» What is needed
For the entries that follow, tally the lines holding the string "DSHH". Give the total and nothing else.

» The input
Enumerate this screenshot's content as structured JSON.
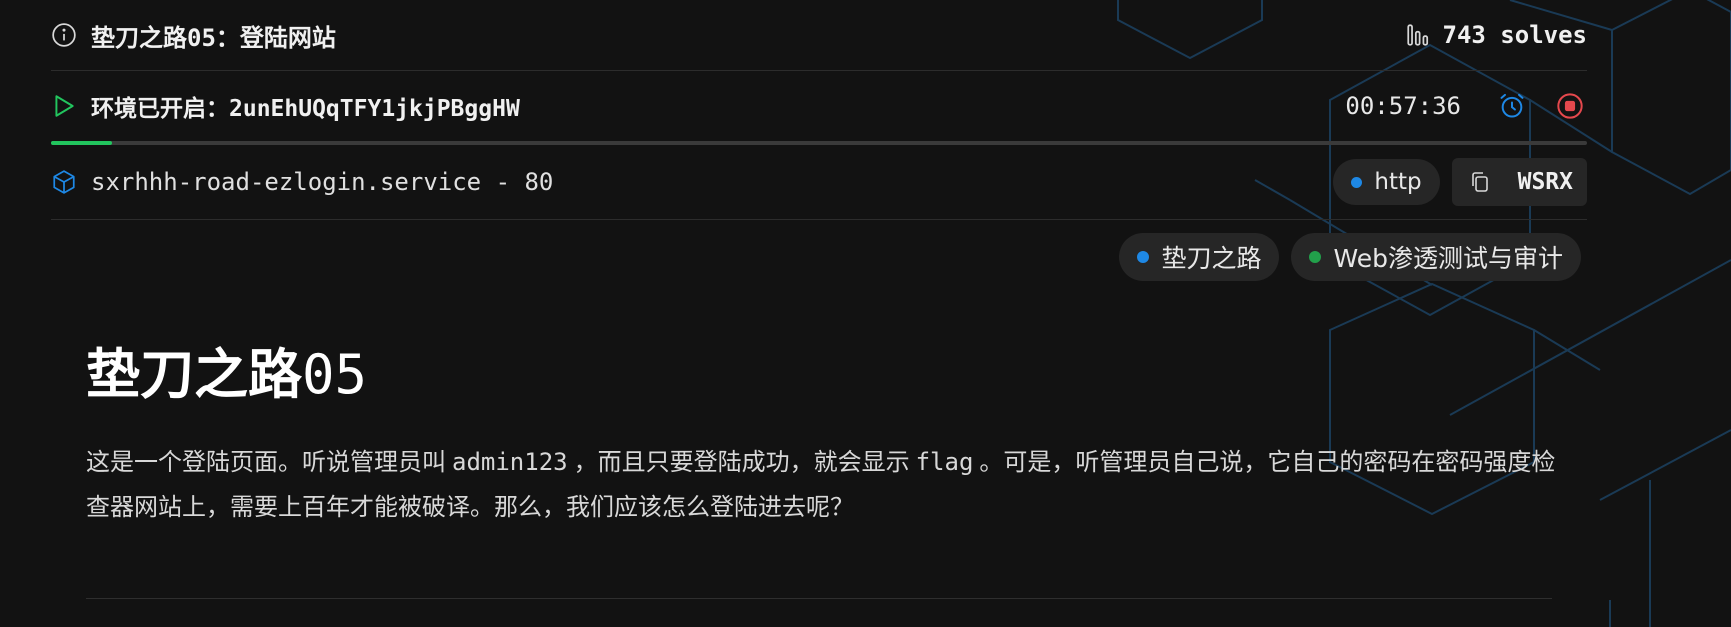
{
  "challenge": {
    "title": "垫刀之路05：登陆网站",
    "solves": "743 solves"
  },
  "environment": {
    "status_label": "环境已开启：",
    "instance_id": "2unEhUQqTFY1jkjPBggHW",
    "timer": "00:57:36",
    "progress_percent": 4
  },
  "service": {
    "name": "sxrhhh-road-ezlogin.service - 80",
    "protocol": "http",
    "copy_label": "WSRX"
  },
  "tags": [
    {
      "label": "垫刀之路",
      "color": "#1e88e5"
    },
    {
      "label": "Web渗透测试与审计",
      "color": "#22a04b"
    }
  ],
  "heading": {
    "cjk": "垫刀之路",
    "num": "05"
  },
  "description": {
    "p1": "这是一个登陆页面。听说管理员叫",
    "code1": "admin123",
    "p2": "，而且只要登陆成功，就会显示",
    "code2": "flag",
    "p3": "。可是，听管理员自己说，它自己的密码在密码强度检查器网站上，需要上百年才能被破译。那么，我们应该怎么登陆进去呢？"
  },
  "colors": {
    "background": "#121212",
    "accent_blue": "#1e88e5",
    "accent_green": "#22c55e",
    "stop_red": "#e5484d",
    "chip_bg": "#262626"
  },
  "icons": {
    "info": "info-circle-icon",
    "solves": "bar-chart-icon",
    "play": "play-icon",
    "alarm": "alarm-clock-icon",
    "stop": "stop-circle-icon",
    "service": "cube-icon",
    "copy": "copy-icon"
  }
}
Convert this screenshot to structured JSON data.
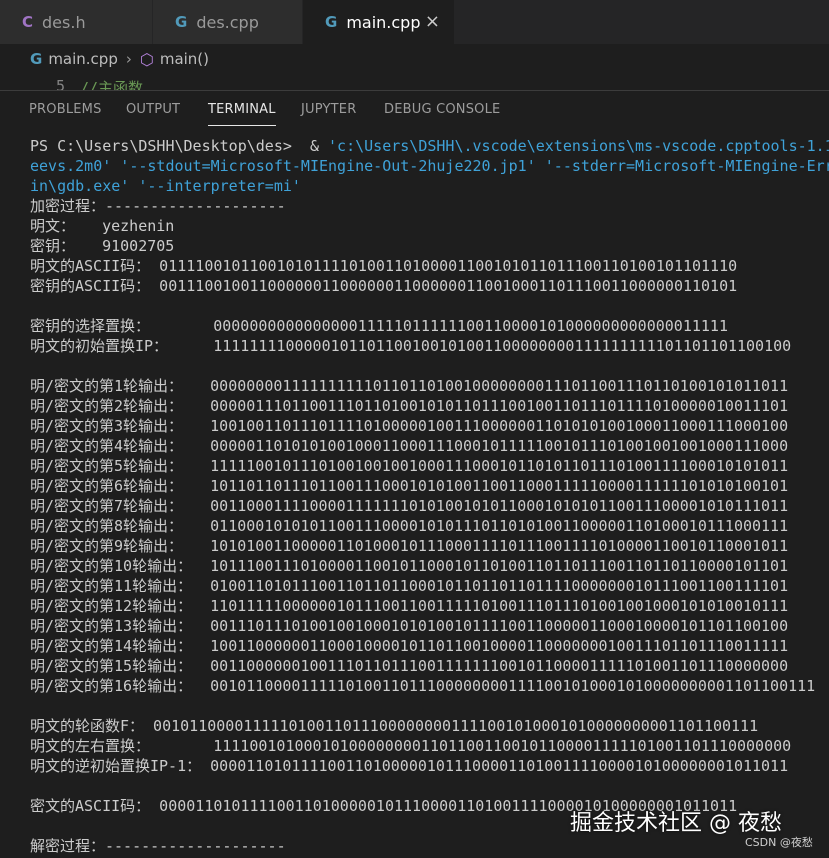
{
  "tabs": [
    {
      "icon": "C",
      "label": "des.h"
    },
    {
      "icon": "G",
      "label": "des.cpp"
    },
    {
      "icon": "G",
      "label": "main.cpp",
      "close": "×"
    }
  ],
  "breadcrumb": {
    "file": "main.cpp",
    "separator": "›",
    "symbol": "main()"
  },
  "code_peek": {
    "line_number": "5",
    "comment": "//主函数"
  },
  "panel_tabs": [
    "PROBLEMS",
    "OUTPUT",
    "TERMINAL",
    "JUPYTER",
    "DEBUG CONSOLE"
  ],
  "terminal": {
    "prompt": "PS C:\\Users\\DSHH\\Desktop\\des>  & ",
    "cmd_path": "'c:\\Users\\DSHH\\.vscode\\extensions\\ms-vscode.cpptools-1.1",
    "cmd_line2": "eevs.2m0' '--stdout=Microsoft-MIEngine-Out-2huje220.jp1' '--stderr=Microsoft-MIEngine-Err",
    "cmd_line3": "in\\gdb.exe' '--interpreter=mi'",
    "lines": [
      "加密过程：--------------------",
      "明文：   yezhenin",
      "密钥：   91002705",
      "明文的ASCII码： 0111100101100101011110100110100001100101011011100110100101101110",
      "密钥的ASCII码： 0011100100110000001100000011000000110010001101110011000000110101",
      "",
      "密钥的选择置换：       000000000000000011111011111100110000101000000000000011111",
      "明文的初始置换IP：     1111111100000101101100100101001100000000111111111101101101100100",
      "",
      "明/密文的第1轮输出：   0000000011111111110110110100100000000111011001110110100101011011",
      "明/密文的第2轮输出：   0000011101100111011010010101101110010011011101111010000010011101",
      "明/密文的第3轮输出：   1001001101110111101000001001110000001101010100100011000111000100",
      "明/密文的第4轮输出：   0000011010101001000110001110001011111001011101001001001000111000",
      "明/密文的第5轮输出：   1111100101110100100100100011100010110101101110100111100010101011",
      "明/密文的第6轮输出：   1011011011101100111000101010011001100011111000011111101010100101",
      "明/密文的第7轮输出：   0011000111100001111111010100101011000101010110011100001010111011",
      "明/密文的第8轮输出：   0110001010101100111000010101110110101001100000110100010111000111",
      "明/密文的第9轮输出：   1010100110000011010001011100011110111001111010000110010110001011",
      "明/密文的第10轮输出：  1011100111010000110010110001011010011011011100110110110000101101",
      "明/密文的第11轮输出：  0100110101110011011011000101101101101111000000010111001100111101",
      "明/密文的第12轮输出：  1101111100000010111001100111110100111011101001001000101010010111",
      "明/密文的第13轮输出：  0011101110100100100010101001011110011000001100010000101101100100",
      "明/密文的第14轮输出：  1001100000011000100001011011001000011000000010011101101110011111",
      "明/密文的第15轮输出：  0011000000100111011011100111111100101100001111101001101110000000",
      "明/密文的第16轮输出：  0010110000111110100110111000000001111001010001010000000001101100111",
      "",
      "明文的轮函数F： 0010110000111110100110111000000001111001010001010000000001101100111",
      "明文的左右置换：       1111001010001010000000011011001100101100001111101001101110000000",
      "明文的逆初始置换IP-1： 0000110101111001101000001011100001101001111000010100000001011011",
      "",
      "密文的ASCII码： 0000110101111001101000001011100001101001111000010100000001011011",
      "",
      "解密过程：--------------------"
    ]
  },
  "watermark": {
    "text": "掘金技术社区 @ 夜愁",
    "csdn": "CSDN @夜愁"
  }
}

» Full solution
2